** Start of Extracted records **

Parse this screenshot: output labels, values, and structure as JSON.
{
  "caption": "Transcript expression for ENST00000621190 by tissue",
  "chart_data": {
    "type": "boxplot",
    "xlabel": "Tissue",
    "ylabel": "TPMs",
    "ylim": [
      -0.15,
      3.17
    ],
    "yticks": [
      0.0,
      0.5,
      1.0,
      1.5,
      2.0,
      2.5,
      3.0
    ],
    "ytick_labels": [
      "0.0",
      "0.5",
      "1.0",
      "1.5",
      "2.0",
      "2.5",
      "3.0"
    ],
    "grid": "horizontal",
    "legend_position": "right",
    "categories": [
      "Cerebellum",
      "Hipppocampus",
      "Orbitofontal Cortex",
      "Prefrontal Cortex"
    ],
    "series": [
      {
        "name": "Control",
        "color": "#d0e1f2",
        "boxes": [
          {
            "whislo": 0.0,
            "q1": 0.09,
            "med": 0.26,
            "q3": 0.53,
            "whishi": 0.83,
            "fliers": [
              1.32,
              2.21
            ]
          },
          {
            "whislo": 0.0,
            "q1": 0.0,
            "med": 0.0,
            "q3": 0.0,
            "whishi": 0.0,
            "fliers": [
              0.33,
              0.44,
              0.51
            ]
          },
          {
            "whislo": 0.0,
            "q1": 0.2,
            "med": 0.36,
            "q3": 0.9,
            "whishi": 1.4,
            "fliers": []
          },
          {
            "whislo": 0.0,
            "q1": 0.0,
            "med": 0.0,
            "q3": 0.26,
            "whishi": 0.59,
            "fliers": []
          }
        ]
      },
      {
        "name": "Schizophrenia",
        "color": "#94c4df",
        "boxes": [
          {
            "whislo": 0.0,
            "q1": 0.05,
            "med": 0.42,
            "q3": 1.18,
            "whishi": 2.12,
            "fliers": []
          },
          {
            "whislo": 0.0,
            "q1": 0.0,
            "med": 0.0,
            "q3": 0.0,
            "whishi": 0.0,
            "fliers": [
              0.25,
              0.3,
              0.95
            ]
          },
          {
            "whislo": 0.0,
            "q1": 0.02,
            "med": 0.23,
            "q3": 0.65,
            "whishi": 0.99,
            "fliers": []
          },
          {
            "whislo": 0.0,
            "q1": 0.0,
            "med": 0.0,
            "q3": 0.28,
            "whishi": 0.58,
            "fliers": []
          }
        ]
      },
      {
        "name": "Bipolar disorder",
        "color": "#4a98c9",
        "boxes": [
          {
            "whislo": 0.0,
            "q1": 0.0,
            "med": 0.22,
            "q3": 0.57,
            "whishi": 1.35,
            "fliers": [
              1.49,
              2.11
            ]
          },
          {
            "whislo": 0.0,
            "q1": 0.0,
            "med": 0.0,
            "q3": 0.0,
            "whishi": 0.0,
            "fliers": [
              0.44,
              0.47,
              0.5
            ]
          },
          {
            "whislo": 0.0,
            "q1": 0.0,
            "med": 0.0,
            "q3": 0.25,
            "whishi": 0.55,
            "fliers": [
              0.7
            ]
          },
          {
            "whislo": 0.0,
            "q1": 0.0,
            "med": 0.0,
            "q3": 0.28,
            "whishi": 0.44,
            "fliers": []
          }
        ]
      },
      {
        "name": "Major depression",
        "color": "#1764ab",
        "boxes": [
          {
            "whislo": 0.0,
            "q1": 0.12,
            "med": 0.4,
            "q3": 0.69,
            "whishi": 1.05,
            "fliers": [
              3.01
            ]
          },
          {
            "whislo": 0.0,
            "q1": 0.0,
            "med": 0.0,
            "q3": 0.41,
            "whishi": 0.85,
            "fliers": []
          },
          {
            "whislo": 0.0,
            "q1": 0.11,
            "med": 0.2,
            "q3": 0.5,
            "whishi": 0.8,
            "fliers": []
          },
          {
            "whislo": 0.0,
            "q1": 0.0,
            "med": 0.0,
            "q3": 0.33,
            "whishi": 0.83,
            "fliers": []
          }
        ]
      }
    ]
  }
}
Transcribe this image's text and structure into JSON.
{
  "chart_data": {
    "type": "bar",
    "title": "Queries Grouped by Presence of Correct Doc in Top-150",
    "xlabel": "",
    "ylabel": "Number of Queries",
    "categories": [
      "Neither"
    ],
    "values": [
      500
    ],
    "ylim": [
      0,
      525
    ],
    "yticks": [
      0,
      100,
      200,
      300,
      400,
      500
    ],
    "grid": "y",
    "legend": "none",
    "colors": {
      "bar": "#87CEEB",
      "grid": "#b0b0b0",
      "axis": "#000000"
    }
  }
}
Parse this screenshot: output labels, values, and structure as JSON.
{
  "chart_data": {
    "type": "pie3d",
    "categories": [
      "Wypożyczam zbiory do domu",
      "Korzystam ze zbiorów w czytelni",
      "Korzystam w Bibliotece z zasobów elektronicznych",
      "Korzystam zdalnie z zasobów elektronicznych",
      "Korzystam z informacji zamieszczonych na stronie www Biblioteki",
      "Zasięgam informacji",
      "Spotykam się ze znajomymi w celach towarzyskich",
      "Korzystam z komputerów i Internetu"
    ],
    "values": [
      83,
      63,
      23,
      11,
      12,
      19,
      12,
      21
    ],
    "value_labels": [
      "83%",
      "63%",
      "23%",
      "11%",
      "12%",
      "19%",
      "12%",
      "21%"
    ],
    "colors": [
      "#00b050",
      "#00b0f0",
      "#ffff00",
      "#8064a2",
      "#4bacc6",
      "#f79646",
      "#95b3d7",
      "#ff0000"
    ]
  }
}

** End of Extracted records **

# What is required:
Can you reproduce all the material exactly?

# Answer to this problem:
Parse this screenshot: output labels, values, and structure as JSON.
{
  "caption": "Transcript expression for ENST00000621190 by tissue",
  "chart_data": {
    "type": "boxplot",
    "xlabel": "Tissue",
    "ylabel": "TPMs",
    "ylim": [
      -0.15,
      3.17
    ],
    "yticks": [
      0.0,
      0.5,
      1.0,
      1.5,
      2.0,
      2.5,
      3.0
    ],
    "ytick_labels": [
      "0.0",
      "0.5",
      "1.0",
      "1.5",
      "2.0",
      "2.5",
      "3.0"
    ],
    "grid": "horizontal",
    "legend_position": "right",
    "categories": [
      "Cerebellum",
      "Hipppocampus",
      "Orbitofontal Cortex",
      "Prefrontal Cortex"
    ],
    "series": [
      {
        "name": "Control",
        "color": "#d0e1f2",
        "boxes": [
          {
            "whislo": 0.0,
            "q1": 0.09,
            "med": 0.26,
            "q3": 0.53,
            "whishi": 0.83,
            "fliers": [
              1.32,
              2.21
            ]
          },
          {
            "whislo": 0.0,
            "q1": 0.0,
            "med": 0.0,
            "q3": 0.0,
            "whishi": 0.0,
            "fliers": [
              0.33,
              0.44,
              0.51
            ]
          },
          {
            "whislo": 0.0,
            "q1": 0.2,
            "med": 0.36,
            "q3": 0.9,
            "whishi": 1.4,
            "fliers": []
          },
          {
            "whislo": 0.0,
            "q1": 0.0,
            "med": 0.0,
            "q3": 0.26,
            "whishi": 0.59,
            "fliers": []
          }
        ]
      },
      {
        "name": "Schizophrenia",
        "color": "#94c4df",
        "boxes": [
          {
            "whislo": 0.0,
            "q1": 0.05,
            "med": 0.42,
            "q3": 1.18,
            "whishi": 2.12,
            "fliers": []
          },
          {
            "whislo": 0.0,
            "q1": 0.0,
            "med": 0.0,
            "q3": 0.0,
            "whishi": 0.0,
            "fliers": [
              0.25,
              0.3,
              0.95
            ]
          },
          {
            "whislo": 0.0,
            "q1": 0.02,
            "med": 0.23,
            "q3": 0.65,
            "whishi": 0.99,
            "fliers": []
          },
          {
            "whislo": 0.0,
            "q1": 0.0,
            "med": 0.0,
            "q3": 0.28,
            "whishi": 0.58,
            "fliers": []
          }
        ]
      },
      {
        "name": "Bipolar disorder",
        "color": "#4a98c9",
        "boxes": [
          {
            "whislo": 0.0,
            "q1": 0.0,
            "med": 0.22,
            "q3": 0.57,
            "whishi": 1.35,
            "fliers": [
              1.49,
              2.11
            ]
          },
          {
            "whislo": 0.0,
            "q1": 0.0,
            "med": 0.0,
            "q3": 0.0,
            "whishi": 0.0,
            "fliers": [
              0.44,
              0.47,
              0.5
            ]
          },
          {
            "whislo": 0.0,
            "q1": 0.0,
            "med": 0.0,
            "q3": 0.25,
            "whishi": 0.55,
            "fliers": [
              0.7
            ]
          },
          {
            "whislo": 0.0,
            "q1": 0.0,
            "med": 0.0,
            "q3": 0.28,
            "whishi": 0.44,
            "fliers": []
          }
        ]
      },
      {
        "name": "Major depression",
        "color": "#1764ab",
        "boxes": [
          {
            "whislo": 0.0,
            "q1": 0.12,
            "med": 0.4,
            "q3": 0.69,
            "whishi": 1.05,
            "fliers": [
              3.01
            ]
          },
          {
            "whislo": 0.0,
            "q1": 0.0,
            "med": 0.0,
            "q3": 0.41,
            "whishi": 0.85,
            "fliers": []
          },
          {
            "whislo": 0.0,
            "q1": 0.11,
            "med": 0.2,
            "q3": 0.5,
            "whishi": 0.8,
            "fliers": []
          },
          {
            "whislo": 0.0,
            "q1": 0.0,
            "med": 0.0,
            "q3": 0.33,
            "whishi": 0.83,
            "fliers": []
          }
        ]
      }
    ]
  }
}
Transcribe this image's text and structure into JSON.
{
  "chart_data": {
    "type": "bar",
    "title": "Queries Grouped by Presence of Correct Doc in Top-150",
    "xlabel": "",
    "ylabel": "Number of Queries",
    "categories": [
      "Neither"
    ],
    "values": [
      500
    ],
    "ylim": [
      0,
      525
    ],
    "yticks": [
      0,
      100,
      200,
      300,
      400,
      500
    ],
    "grid": "y",
    "legend": "none",
    "colors": {
      "bar": "#87CEEB",
      "grid": "#b0b0b0",
      "axis": "#000000"
    }
  }
}
Parse this screenshot: output labels, values, and structure as JSON.
{
  "chart_data": {
    "type": "pie3d",
    "categories": [
      "Wypożyczam zbiory do domu",
      "Korzystam ze zbiorów w czytelni",
      "Korzystam w Bibliotece z zasobów elektronicznych",
      "Korzystam zdalnie z zasobów elektronicznych",
      "Korzystam z informacji zamieszczonych na stronie www Biblioteki",
      "Zasięgam informacji",
      "Spotykam się ze znajomymi w celach towarzyskich",
      "Korzystam z komputerów i Internetu"
    ],
    "values": [
      83,
      63,
      23,
      11,
      12,
      19,
      12,
      21
    ],
    "value_labels": [
      "83%",
      "63%",
      "23%",
      "11%",
      "12%",
      "19%",
      "12%",
      "21%"
    ],
    "colors": [
      "#00b050",
      "#00b0f0",
      "#ffff00",
      "#8064a2",
      "#4bacc6",
      "#f79646",
      "#95b3d7",
      "#ff0000"
    ]
  }
}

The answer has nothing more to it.